-- Begin DATA ROWS --
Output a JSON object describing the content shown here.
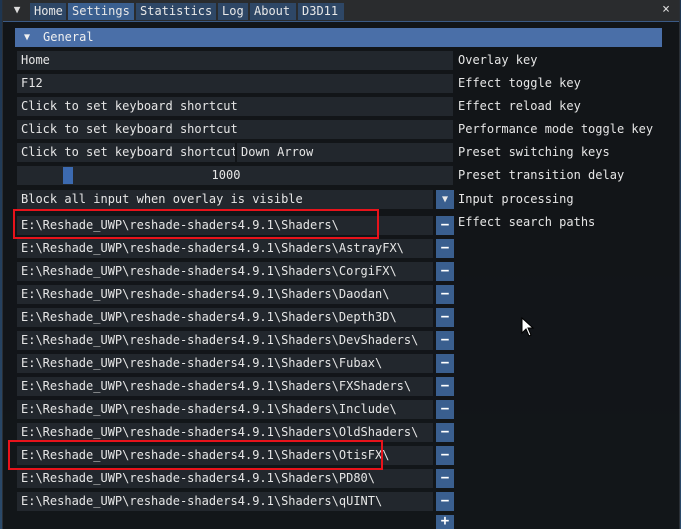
{
  "tabs": [
    {
      "label": "Home"
    },
    {
      "label": "Settings"
    },
    {
      "label": "Statistics"
    },
    {
      "label": "Log"
    },
    {
      "label": "About"
    },
    {
      "label": "D3D11"
    }
  ],
  "active_tab": "Settings",
  "menu_toggle_icon": "▼",
  "close_icon": "×",
  "section": {
    "arrow": "▼",
    "title": "General"
  },
  "settings": {
    "overlay_key": {
      "value": "Home",
      "label": "Overlay key"
    },
    "effect_toggle_key": {
      "value": "F12",
      "label": "Effect toggle key"
    },
    "effect_reload_key": {
      "value": "Click to set keyboard shortcut",
      "label": "Effect reload key"
    },
    "performance_mode_key": {
      "value": "Click to set keyboard shortcut",
      "label": "Performance mode toggle key"
    },
    "preset_switching_keys": {
      "value_prev": "Click to set keyboard shortcut",
      "value_next": "Down Arrow",
      "label": "Preset switching keys"
    },
    "preset_transition_delay": {
      "value": "1000",
      "fraction": 0.11,
      "label": "Preset transition delay"
    },
    "input_processing": {
      "value": "Block all input when overlay is visible",
      "label": "Input processing",
      "combo_icon": "▼"
    },
    "effect_search_paths": {
      "label": "Effect search paths",
      "minus_symbol": "−",
      "plus_symbol": "+",
      "paths": [
        "E:\\Reshade_UWP\\reshade-shaders4.9.1\\Shaders\\",
        "E:\\Reshade_UWP\\reshade-shaders4.9.1\\Shaders\\AstrayFX\\",
        "E:\\Reshade_UWP\\reshade-shaders4.9.1\\Shaders\\CorgiFX\\",
        "E:\\Reshade_UWP\\reshade-shaders4.9.1\\Shaders\\Daodan\\",
        "E:\\Reshade_UWP\\reshade-shaders4.9.1\\Shaders\\Depth3D\\",
        "E:\\Reshade_UWP\\reshade-shaders4.9.1\\Shaders\\DevShaders\\",
        "E:\\Reshade_UWP\\reshade-shaders4.9.1\\Shaders\\Fubax\\",
        "E:\\Reshade_UWP\\reshade-shaders4.9.1\\Shaders\\FXShaders\\",
        "E:\\Reshade_UWP\\reshade-shaders4.9.1\\Shaders\\Include\\",
        "E:\\Reshade_UWP\\reshade-shaders4.9.1\\Shaders\\OldShaders\\",
        "E:\\Reshade_UWP\\reshade-shaders4.9.1\\Shaders\\OtisFX\\",
        "E:\\Reshade_UWP\\reshade-shaders4.9.1\\Shaders\\PD80\\",
        "E:\\Reshade_UWP\\reshade-shaders4.9.1\\Shaders\\qUINT\\"
      ]
    }
  },
  "colors": {
    "accent": "#3a5f8f",
    "section_header": "#4a6fa8",
    "annotation_box": "#e8131b"
  }
}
-- End DATA ROWS --
■ STATED PROBLEM
Give back the whole listing as it stands, minus its pictures.

■ EXPECTED OUTPUT
Output a JSON object describing the content shown here.
{
  "tabs": [
    {
      "label": "Home"
    },
    {
      "label": "Settings"
    },
    {
      "label": "Statistics"
    },
    {
      "label": "Log"
    },
    {
      "label": "About"
    },
    {
      "label": "D3D11"
    }
  ],
  "active_tab": "Settings",
  "menu_toggle_icon": "▼",
  "close_icon": "×",
  "section": {
    "arrow": "▼",
    "title": "General"
  },
  "settings": {
    "overlay_key": {
      "value": "Home",
      "label": "Overlay key"
    },
    "effect_toggle_key": {
      "value": "F12",
      "label": "Effect toggle key"
    },
    "effect_reload_key": {
      "value": "Click to set keyboard shortcut",
      "label": "Effect reload key"
    },
    "performance_mode_key": {
      "value": "Click to set keyboard shortcut",
      "label": "Performance mode toggle key"
    },
    "preset_switching_keys": {
      "value_prev": "Click to set keyboard shortcut",
      "value_next": "Down Arrow",
      "label": "Preset switching keys"
    },
    "preset_transition_delay": {
      "value": "1000",
      "fraction": 0.11,
      "label": "Preset transition delay"
    },
    "input_processing": {
      "value": "Block all input when overlay is visible",
      "label": "Input processing",
      "combo_icon": "▼"
    },
    "effect_search_paths": {
      "label": "Effect search paths",
      "minus_symbol": "−",
      "plus_symbol": "+",
      "paths": [
        "E:\\Reshade_UWP\\reshade-shaders4.9.1\\Shaders\\",
        "E:\\Reshade_UWP\\reshade-shaders4.9.1\\Shaders\\AstrayFX\\",
        "E:\\Reshade_UWP\\reshade-shaders4.9.1\\Shaders\\CorgiFX\\",
        "E:\\Reshade_UWP\\reshade-shaders4.9.1\\Shaders\\Daodan\\",
        "E:\\Reshade_UWP\\reshade-shaders4.9.1\\Shaders\\Depth3D\\",
        "E:\\Reshade_UWP\\reshade-shaders4.9.1\\Shaders\\DevShaders\\",
        "E:\\Reshade_UWP\\reshade-shaders4.9.1\\Shaders\\Fubax\\",
        "E:\\Reshade_UWP\\reshade-shaders4.9.1\\Shaders\\FXShaders\\",
        "E:\\Reshade_UWP\\reshade-shaders4.9.1\\Shaders\\Include\\",
        "E:\\Reshade_UWP\\reshade-shaders4.9.1\\Shaders\\OldShaders\\",
        "E:\\Reshade_UWP\\reshade-shaders4.9.1\\Shaders\\OtisFX\\",
        "E:\\Reshade_UWP\\reshade-shaders4.9.1\\Shaders\\PD80\\",
        "E:\\Reshade_UWP\\reshade-shaders4.9.1\\Shaders\\qUINT\\"
      ]
    }
  },
  "colors": {
    "accent": "#3a5f8f",
    "section_header": "#4a6fa8",
    "annotation_box": "#e8131b"
  }
}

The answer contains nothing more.